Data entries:
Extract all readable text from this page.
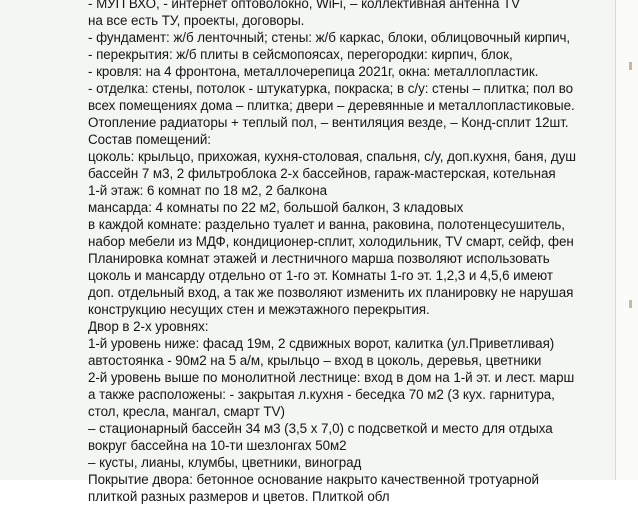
- МУП ВХО, - интернет оптоволокно, WiFi, – коллективная антенна TV
на все есть ТУ, проекты, договоры.
- фундамент: ж/б ленточный; стены: ж/б каркас, блоки, облицовочный кирпич,
- перекрытия: ж/б плиты в сейсмопоясах, перегородки: кирпич, блок,
- кровля: на 4 фронтона, металлочерепица 2021г, окна: металлопластик.
- отделка: стены, потолок - штукатурка, покраска; в с/у: стены – плитка; пол во
всех помещениях дома – плитка; двери – деревянные и металлопластиковые.
Отопление радиаторы + теплый пол, – вентиляция везде, – Конд-сплит 12шт.
Состав помещений:
цоколь: крыльцо, прихожая, кухня-столовая, спальня, с/у, доп.кухня, баня, душ
бассейн 7 м3, 2 фильтроблока 2-х бассейнов, гараж-мастерская, котельная
1-й этаж: 6 комнат по 18 м2, 2 балкона
мансарда: 4 комнаты по 22 м2, большой балкон, 3 кладовых
в каждой комнате: раздельно туалет и ванна, раковина, полотенцесушитель,
набор мебели из МДФ, кондиционер-сплит, холодильник, TV смарт, сейф, фен
Планировка комнат этажей и лестничного марша позволяют использовать
цоколь и мансарду отдельно от 1-го эт. Комнаты 1-го эт. 1,2,3 и 4,5,6 имеют
доп. отдельный вход, а так же позволяют изменить их планировку не нарушая
конструкцию несущих стен и межэтажного перекрытия.
Двор в 2-х уровнях:
1-й уровень ниже: фасад 19м, 2 сдвижных ворот, калитка (ул.Приветливая)
автостоянка - 90м2 на 5 а/м, крыльцо – вход в цоколь, деревья, цветники
2-й уровень выше по монолитной лестнице: вход в дом на 1-й эт. и лест. марш
а также расположены: - закрытая л.кухня - беседка 70 м2 (3 кух. гарнитура,
стол, кресла, мангал, смарт TV)
– стационарный бассейн 34 м3 (3,5 х 7,0) с подсветкой и место для отдыха
вокруг бассейна на 10-ти шезлонгах 50м2
– кусты, лианы, клумбы, цветники, виноград
Покрытие двора: бетонное основание накрыто качественной тротуарной
плиткой разных размеров и цветов. Плиткой обл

§ YOUR GOAL:
Restate each entry word for word, please, but drop any images it holds.

§ RESPONSE TO THIS TASK:
Extract all readable text from this page.
- МУП ВХО, - интернет оптоволокно, WiFi, – коллективная антенна TV
на все есть ТУ, проекты, договоры.
- фундамент: ж/б ленточный; стены: ж/б каркас, блоки, облицовочный кирпич,
- перекрытия: ж/б плиты в сейсмопоясах, перегородки: кирпич, блок,
- кровля: на 4 фронтона, металлочерепица 2021г, окна: металлопластик.
- отделка: стены, потолок - штукатурка, покраска; в с/у: стены – плитка; пол во
всех помещениях дома – плитка; двери – деревянные и металлопластиковые.
Отопление радиаторы + теплый пол, – вентиляция везде, – Конд-сплит 12шт.
Состав помещений:
цоколь: крыльцо, прихожая, кухня-столовая, спальня, с/у, доп.кухня, баня, душ
бассейн 7 м3, 2 фильтроблока 2-х бассейнов, гараж-мастерская, котельная
1-й этаж: 6 комнат по 18 м2, 2 балкона
мансарда: 4 комнаты по 22 м2, большой балкон, 3 кладовых
в каждой комнате: раздельно туалет и ванна, раковина, полотенцесушитель,
набор мебели из МДФ, кондиционер-сплит, холодильник, TV смарт, сейф, фен
Планировка комнат этажей и лестничного марша позволяют использовать
цоколь и мансарду отдельно от 1-го эт. Комнаты 1-го эт. 1,2,3 и 4,5,6 имеют
доп. отдельный вход, а так же позволяют изменить их планировку не нарушая
конструкцию несущих стен и межэтажного перекрытия.
Двор в 2-х уровнях:
1-й уровень ниже: фасад 19м, 2 сдвижных ворот, калитка (ул.Приветливая)
автостоянка - 90м2 на 5 а/м, крыльцо – вход в цоколь, деревья, цветники
2-й уровень выше по монолитной лестнице: вход в дом на 1-й эт. и лест. марш
а также расположены: - закрытая л.кухня - беседка 70 м2 (3 кух. гарнитура,
стол, кресла, мангал, смарт TV)
– стационарный бассейн 34 м3 (3,5 х 7,0) с подсветкой и место для отдыха
вокруг бассейна на 10-ти шезлонгах 50м2
– кусты, лианы, клумбы, цветники, виноград
Покрытие двора: бетонное основание накрыто качественной тротуарной
плиткой разных размеров и цветов. Плиткой обл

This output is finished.